>> start

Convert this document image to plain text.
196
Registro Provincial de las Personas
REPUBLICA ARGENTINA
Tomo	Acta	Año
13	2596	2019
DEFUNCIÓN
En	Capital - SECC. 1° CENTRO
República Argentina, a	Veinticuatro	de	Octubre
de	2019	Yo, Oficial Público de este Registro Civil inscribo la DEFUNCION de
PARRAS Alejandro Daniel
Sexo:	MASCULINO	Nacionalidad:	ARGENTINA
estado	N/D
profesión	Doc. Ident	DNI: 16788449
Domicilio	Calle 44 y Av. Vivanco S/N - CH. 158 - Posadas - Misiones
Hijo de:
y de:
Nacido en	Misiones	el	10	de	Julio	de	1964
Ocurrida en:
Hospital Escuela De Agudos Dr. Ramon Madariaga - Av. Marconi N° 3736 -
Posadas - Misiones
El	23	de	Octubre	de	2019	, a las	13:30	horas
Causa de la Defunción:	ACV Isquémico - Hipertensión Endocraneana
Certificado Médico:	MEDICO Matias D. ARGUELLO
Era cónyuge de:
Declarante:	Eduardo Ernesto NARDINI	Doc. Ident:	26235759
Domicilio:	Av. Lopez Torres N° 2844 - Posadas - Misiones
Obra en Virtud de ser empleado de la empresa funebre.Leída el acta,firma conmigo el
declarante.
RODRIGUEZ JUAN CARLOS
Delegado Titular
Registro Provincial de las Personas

>> end

Return all of the data exactly as it reads.

Convert this document image to plain text.
196
Registro Provincial de las Personas
REPUBLICA ARGENTINA
Tomo	Acta	Año
13	2596	2019
DEFUNCIÓN
En	Capital - SECC. 1° CENTRO
República Argentina, a	Veinticuatro	de	Octubre
de	2019	Yo, Oficial Público de este Registro Civil inscribo la DEFUNCION de
PARRAS Alejandro Daniel
Sexo:	MASCULINO	Nacionalidad:	ARGENTINA
estado	N/D
profesión	Doc. Ident	DNI: 16788449
Domicilio	Calle 44 y Av. Vivanco S/N - CH. 158 - Posadas - Misiones
Hijo de:
y de:
Nacido en	Misiones	el	10	de	Julio	de	1964
Ocurrida en:
Hospital Escuela De Agudos Dr. Ramon Madariaga - Av. Marconi N° 3736 -
Posadas - Misiones
El	23	de	Octubre	de	2019	, a las	13:30	horas
Causa de la Defunción:	ACV Isquémico - Hipertensión Endocraneana
Certificado Médico:	MEDICO Matias D. ARGUELLO
Era cónyuge de:
Declarante:	Eduardo Ernesto NARDINI	Doc. Ident:	26235759
Domicilio:	Av. Lopez Torres N° 2844 - Posadas - Misiones
Obra en Virtud de ser empleado de la empresa funebre.Leída el acta,firma conmigo el
declarante.
RODRIGUEZ JUAN CARLOS
Delegado Titular
Registro Provincial de las Personas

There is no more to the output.